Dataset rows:
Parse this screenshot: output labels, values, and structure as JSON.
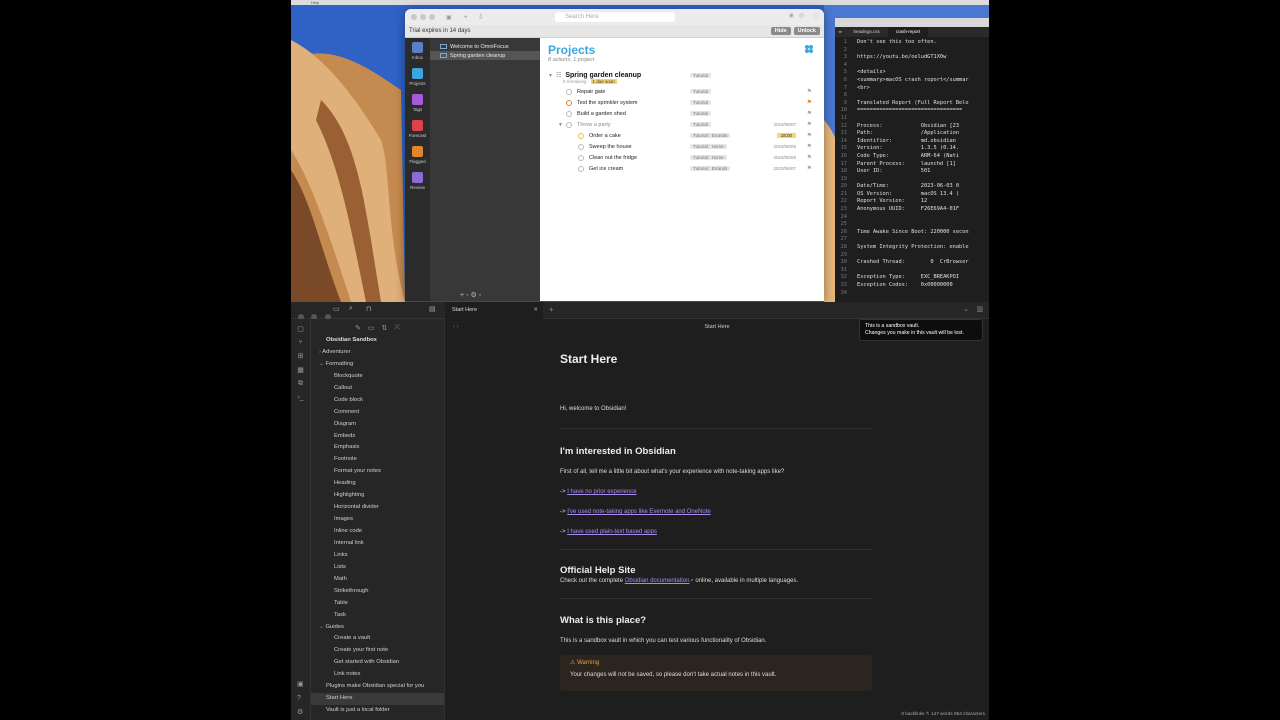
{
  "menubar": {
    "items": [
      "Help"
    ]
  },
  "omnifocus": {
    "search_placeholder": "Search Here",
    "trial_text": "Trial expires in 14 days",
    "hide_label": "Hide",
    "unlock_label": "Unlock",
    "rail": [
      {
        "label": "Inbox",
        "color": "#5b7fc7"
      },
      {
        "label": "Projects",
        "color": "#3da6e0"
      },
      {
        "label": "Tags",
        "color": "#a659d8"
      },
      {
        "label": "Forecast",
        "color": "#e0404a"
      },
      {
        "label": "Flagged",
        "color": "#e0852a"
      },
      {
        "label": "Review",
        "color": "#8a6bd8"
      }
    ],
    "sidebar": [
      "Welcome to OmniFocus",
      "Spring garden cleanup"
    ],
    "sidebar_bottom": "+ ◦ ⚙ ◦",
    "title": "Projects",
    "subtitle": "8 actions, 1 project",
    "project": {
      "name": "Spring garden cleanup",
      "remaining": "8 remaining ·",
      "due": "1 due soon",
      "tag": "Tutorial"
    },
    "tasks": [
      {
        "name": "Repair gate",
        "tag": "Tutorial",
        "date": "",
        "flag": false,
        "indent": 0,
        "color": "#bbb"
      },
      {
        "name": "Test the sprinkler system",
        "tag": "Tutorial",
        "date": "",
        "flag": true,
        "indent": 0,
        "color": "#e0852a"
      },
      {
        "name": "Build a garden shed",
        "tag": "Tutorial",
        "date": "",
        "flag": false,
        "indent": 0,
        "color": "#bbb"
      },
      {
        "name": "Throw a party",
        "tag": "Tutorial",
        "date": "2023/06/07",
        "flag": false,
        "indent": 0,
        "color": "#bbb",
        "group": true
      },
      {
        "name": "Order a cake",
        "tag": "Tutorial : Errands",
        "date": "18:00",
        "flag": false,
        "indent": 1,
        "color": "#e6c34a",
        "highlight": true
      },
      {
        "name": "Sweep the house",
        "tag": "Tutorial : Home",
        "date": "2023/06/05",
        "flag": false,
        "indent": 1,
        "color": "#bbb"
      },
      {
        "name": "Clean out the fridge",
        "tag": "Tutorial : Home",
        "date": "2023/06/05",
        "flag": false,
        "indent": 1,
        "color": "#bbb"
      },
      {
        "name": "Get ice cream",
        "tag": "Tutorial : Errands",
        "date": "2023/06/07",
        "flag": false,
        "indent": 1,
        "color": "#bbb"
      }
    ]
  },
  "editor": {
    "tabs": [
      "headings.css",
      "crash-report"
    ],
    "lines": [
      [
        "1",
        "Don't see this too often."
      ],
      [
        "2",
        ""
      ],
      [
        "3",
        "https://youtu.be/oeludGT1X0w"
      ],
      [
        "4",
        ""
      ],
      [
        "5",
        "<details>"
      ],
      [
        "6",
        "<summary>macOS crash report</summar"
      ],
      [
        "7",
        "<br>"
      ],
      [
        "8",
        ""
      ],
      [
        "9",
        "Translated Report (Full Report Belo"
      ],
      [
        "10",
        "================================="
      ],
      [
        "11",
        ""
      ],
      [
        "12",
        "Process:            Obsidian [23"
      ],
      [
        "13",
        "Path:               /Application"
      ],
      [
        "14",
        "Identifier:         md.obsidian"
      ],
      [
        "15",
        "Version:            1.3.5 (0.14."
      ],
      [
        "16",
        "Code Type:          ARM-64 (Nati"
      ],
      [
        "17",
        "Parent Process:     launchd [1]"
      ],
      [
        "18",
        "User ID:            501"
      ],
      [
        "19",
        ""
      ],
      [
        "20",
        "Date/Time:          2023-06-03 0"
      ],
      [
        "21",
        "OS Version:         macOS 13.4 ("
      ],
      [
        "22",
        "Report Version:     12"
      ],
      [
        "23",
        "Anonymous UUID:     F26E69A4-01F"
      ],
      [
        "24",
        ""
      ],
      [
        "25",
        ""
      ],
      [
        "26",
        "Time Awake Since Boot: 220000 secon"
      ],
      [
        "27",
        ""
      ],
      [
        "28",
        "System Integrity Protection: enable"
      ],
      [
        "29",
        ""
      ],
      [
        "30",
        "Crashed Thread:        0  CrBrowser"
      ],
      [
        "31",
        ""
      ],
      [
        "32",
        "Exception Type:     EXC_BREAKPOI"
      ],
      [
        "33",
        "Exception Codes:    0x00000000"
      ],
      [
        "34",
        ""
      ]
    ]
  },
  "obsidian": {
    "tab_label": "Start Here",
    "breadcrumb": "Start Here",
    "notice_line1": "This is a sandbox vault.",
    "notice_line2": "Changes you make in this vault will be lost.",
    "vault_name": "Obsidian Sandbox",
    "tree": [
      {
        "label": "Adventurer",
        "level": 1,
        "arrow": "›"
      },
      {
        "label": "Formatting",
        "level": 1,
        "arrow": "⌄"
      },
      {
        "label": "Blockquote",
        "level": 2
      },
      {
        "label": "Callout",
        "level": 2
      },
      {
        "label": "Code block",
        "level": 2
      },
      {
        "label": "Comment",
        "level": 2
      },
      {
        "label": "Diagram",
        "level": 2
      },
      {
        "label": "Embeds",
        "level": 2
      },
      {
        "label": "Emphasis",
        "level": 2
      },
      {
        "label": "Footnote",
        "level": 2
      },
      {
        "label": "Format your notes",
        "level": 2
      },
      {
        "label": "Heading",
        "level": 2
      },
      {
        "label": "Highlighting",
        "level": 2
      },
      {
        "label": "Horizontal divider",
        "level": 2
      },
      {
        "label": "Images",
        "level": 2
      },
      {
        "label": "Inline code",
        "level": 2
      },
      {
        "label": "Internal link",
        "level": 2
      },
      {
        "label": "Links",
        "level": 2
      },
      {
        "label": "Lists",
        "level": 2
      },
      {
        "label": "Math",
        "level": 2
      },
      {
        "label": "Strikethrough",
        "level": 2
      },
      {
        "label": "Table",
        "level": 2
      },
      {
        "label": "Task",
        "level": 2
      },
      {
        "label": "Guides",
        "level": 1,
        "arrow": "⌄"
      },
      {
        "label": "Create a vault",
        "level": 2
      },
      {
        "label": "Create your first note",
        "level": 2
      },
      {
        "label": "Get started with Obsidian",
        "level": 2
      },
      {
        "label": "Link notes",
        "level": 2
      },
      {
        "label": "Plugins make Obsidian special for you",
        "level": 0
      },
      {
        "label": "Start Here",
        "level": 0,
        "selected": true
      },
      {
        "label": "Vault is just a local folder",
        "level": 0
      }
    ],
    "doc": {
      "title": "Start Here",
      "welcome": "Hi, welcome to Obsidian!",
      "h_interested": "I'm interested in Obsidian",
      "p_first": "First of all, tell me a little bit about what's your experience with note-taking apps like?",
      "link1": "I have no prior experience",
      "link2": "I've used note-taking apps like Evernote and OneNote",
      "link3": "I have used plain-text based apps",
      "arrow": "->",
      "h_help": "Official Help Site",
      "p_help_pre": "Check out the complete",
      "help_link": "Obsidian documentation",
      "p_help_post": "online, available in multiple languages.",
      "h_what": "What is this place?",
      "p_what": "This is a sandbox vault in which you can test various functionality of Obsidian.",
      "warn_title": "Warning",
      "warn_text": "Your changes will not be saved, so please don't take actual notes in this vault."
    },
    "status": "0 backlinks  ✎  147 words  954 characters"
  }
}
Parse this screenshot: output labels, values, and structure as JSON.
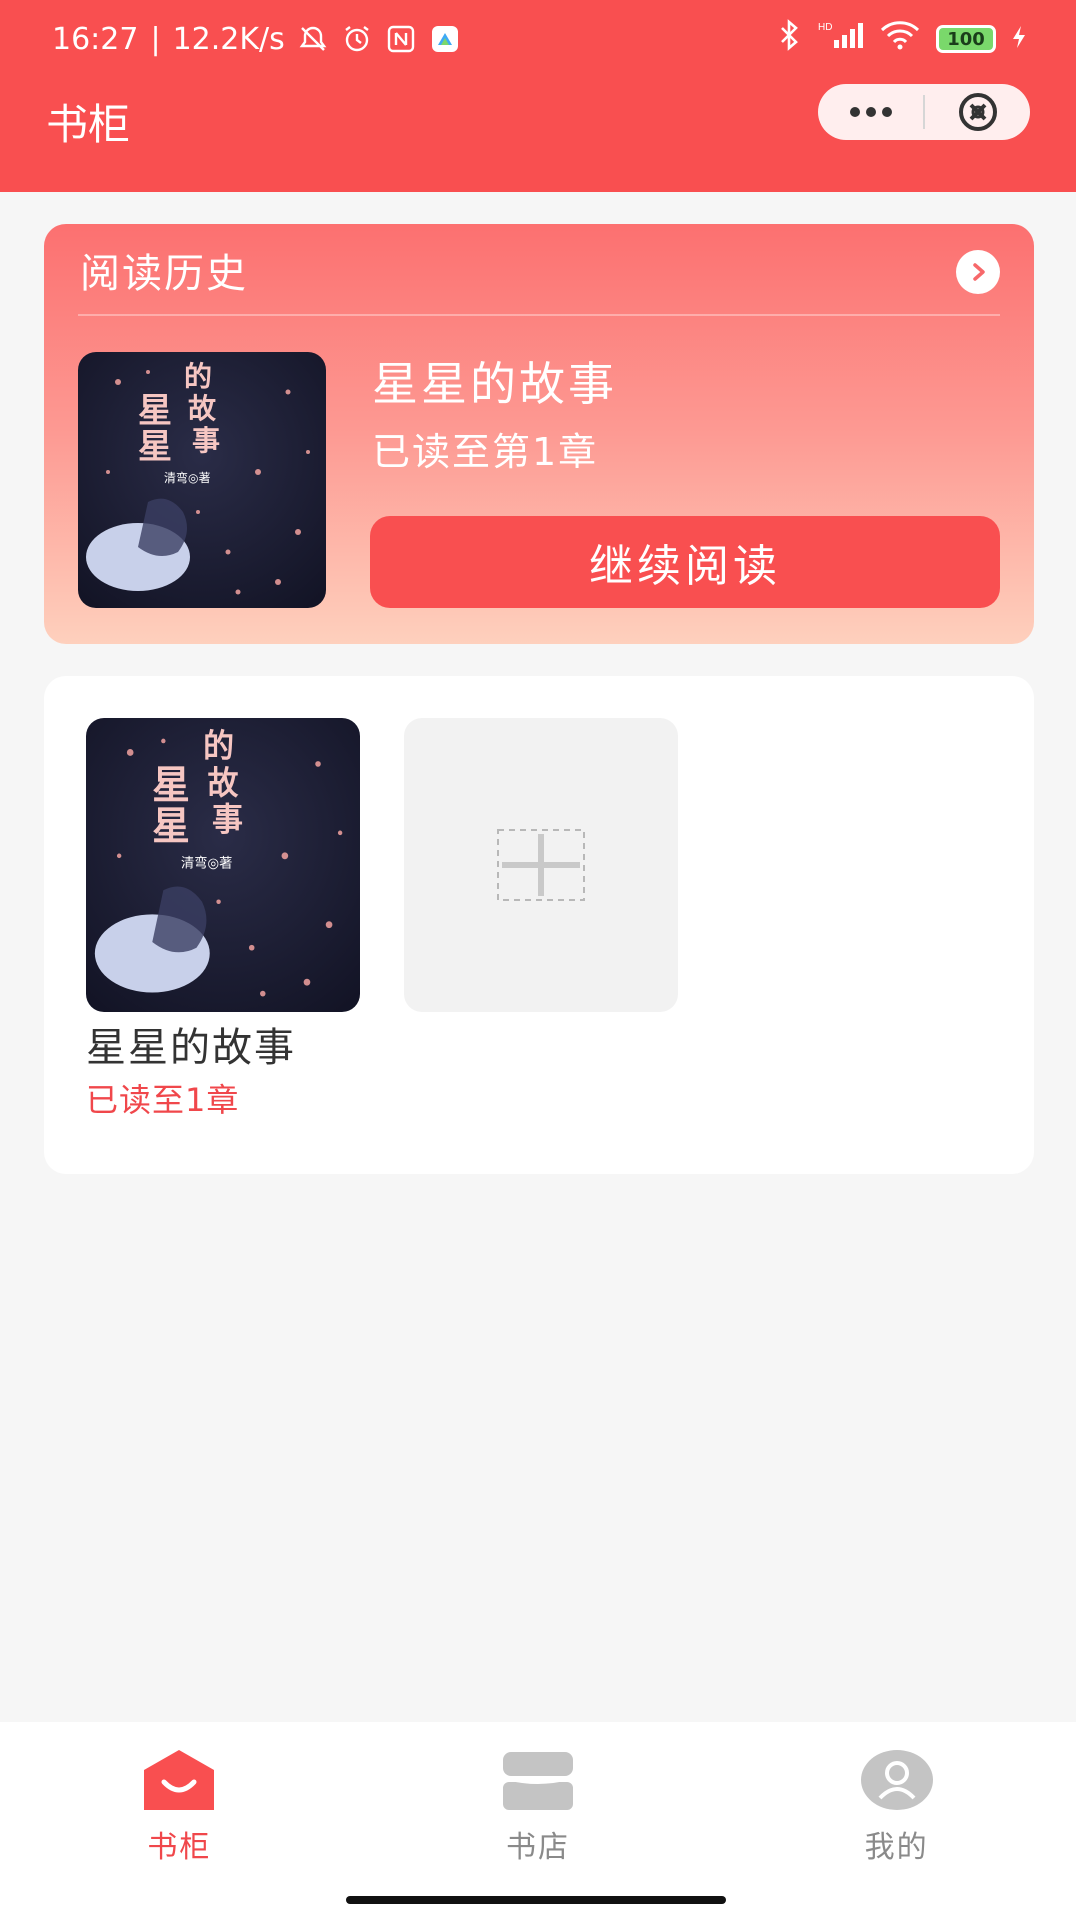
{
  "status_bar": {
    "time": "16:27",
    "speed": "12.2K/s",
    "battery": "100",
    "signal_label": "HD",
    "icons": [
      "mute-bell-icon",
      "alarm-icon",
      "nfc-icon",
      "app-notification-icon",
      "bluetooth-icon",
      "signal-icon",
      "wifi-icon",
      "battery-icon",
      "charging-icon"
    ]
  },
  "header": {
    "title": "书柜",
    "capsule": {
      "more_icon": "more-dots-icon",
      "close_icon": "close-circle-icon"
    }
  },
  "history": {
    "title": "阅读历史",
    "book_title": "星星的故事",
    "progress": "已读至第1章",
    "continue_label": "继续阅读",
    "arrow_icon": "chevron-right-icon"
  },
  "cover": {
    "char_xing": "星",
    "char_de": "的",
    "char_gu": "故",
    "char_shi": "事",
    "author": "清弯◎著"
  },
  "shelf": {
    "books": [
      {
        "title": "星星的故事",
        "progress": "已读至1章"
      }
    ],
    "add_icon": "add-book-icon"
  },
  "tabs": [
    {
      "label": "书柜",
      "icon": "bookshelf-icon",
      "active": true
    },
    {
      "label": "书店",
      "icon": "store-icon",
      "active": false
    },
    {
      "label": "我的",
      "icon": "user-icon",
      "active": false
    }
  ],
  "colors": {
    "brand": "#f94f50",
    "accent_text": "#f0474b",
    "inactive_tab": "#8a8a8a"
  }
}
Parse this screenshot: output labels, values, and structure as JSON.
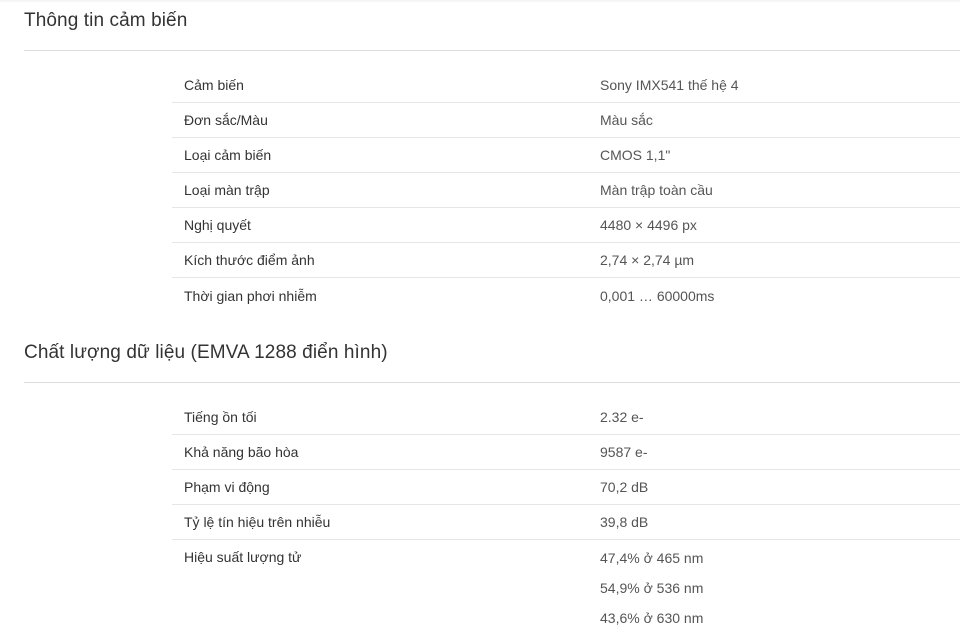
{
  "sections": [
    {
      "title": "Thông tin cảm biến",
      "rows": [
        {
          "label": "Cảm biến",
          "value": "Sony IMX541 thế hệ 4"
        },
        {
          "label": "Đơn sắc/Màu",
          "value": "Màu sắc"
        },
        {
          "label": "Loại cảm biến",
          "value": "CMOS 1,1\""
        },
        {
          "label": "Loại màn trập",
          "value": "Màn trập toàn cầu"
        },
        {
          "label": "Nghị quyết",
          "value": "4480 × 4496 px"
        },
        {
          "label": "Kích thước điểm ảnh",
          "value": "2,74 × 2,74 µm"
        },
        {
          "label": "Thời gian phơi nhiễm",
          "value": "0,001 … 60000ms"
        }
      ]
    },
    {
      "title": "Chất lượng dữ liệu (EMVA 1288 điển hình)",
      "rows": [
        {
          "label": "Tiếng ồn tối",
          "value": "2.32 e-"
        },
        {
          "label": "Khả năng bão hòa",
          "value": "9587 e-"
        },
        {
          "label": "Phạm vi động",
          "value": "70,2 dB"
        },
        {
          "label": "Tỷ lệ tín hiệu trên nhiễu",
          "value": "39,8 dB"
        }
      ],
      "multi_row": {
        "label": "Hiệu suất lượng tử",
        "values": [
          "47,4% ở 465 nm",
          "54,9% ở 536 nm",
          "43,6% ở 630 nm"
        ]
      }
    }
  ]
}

■ Do this
Pull every line containing "have" out of the data above.

■ Task output
      "link1": "I have no prior experience",
      "link3": "I have used plain-text based apps",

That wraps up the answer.